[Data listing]

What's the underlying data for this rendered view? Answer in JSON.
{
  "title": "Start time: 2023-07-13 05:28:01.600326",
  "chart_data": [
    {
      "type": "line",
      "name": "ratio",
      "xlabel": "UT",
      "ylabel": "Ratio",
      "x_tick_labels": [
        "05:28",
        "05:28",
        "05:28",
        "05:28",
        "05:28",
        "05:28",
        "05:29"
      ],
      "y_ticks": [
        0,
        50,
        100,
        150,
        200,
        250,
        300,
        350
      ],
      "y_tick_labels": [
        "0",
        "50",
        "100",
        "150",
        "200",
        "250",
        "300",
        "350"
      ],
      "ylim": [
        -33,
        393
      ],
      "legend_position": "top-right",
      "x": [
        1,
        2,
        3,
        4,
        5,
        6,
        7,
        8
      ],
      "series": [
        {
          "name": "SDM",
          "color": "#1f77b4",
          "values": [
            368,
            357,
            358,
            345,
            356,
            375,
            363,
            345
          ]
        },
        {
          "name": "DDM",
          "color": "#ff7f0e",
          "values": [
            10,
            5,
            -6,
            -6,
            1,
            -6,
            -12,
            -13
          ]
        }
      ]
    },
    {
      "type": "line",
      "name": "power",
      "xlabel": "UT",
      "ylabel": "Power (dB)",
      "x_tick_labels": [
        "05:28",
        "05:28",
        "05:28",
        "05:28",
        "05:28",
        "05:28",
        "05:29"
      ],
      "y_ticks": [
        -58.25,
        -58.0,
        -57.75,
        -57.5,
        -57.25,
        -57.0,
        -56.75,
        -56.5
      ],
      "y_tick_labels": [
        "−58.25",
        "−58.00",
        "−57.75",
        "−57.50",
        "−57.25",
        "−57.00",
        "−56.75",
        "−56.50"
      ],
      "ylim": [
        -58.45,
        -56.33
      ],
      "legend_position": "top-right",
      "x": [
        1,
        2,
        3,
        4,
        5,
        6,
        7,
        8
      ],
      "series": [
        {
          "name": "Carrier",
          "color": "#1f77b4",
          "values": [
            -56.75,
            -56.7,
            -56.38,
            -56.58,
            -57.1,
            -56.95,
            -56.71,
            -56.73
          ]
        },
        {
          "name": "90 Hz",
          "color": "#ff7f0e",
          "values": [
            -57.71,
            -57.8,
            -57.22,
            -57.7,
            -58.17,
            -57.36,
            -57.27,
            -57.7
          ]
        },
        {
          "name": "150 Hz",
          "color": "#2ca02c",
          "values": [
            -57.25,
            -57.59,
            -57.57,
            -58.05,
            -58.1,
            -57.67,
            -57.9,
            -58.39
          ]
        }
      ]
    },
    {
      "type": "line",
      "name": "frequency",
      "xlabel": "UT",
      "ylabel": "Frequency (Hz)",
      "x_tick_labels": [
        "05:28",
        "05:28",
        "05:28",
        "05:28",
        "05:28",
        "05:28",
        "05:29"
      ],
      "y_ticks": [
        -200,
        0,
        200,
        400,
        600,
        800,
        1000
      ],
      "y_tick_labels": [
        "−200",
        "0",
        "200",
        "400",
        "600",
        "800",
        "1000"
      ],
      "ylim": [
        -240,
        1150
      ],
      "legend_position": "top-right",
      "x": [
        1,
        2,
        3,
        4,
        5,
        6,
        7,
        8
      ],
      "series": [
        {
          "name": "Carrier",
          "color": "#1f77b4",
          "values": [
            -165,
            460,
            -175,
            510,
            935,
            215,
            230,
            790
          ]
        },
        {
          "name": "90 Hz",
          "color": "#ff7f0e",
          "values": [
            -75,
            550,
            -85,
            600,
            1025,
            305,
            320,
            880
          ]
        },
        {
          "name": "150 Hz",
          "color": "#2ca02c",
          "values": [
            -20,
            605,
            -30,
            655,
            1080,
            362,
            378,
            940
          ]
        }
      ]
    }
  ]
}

__AIM__:
Extract the data exactly as given.

__RIGHT ANSWER__:
What's the underlying data for this rendered view? Answer in JSON.
{
  "title": "Start time: 2023-07-13 05:28:01.600326",
  "chart_data": [
    {
      "type": "line",
      "name": "ratio",
      "xlabel": "UT",
      "ylabel": "Ratio",
      "x_tick_labels": [
        "05:28",
        "05:28",
        "05:28",
        "05:28",
        "05:28",
        "05:28",
        "05:29"
      ],
      "y_ticks": [
        0,
        50,
        100,
        150,
        200,
        250,
        300,
        350
      ],
      "y_tick_labels": [
        "0",
        "50",
        "100",
        "150",
        "200",
        "250",
        "300",
        "350"
      ],
      "ylim": [
        -33,
        393
      ],
      "legend_position": "top-right",
      "x": [
        1,
        2,
        3,
        4,
        5,
        6,
        7,
        8
      ],
      "series": [
        {
          "name": "SDM",
          "color": "#1f77b4",
          "values": [
            368,
            357,
            358,
            345,
            356,
            375,
            363,
            345
          ]
        },
        {
          "name": "DDM",
          "color": "#ff7f0e",
          "values": [
            10,
            5,
            -6,
            -6,
            1,
            -6,
            -12,
            -13
          ]
        }
      ]
    },
    {
      "type": "line",
      "name": "power",
      "xlabel": "UT",
      "ylabel": "Power (dB)",
      "x_tick_labels": [
        "05:28",
        "05:28",
        "05:28",
        "05:28",
        "05:28",
        "05:28",
        "05:29"
      ],
      "y_ticks": [
        -58.25,
        -58.0,
        -57.75,
        -57.5,
        -57.25,
        -57.0,
        -56.75,
        -56.5
      ],
      "y_tick_labels": [
        "−58.25",
        "−58.00",
        "−57.75",
        "−57.50",
        "−57.25",
        "−57.00",
        "−56.75",
        "−56.50"
      ],
      "ylim": [
        -58.45,
        -56.33
      ],
      "legend_position": "top-right",
      "x": [
        1,
        2,
        3,
        4,
        5,
        6,
        7,
        8
      ],
      "series": [
        {
          "name": "Carrier",
          "color": "#1f77b4",
          "values": [
            -56.75,
            -56.7,
            -56.38,
            -56.58,
            -57.1,
            -56.95,
            -56.71,
            -56.73
          ]
        },
        {
          "name": "90 Hz",
          "color": "#ff7f0e",
          "values": [
            -57.71,
            -57.8,
            -57.22,
            -57.7,
            -58.17,
            -57.36,
            -57.27,
            -57.7
          ]
        },
        {
          "name": "150 Hz",
          "color": "#2ca02c",
          "values": [
            -57.25,
            -57.59,
            -57.57,
            -58.05,
            -58.1,
            -57.67,
            -57.9,
            -58.39
          ]
        }
      ]
    },
    {
      "type": "line",
      "name": "frequency",
      "xlabel": "UT",
      "ylabel": "Frequency (Hz)",
      "x_tick_labels": [
        "05:28",
        "05:28",
        "05:28",
        "05:28",
        "05:28",
        "05:28",
        "05:29"
      ],
      "y_ticks": [
        -200,
        0,
        200,
        400,
        600,
        800,
        1000
      ],
      "y_tick_labels": [
        "−200",
        "0",
        "200",
        "400",
        "600",
        "800",
        "1000"
      ],
      "ylim": [
        -240,
        1150
      ],
      "legend_position": "top-right",
      "x": [
        1,
        2,
        3,
        4,
        5,
        6,
        7,
        8
      ],
      "series": [
        {
          "name": "Carrier",
          "color": "#1f77b4",
          "values": [
            -165,
            460,
            -175,
            510,
            935,
            215,
            230,
            790
          ]
        },
        {
          "name": "90 Hz",
          "color": "#ff7f0e",
          "values": [
            -75,
            550,
            -85,
            600,
            1025,
            305,
            320,
            880
          ]
        },
        {
          "name": "150 Hz",
          "color": "#2ca02c",
          "values": [
            -20,
            605,
            -30,
            655,
            1080,
            362,
            378,
            940
          ]
        }
      ]
    }
  ]
}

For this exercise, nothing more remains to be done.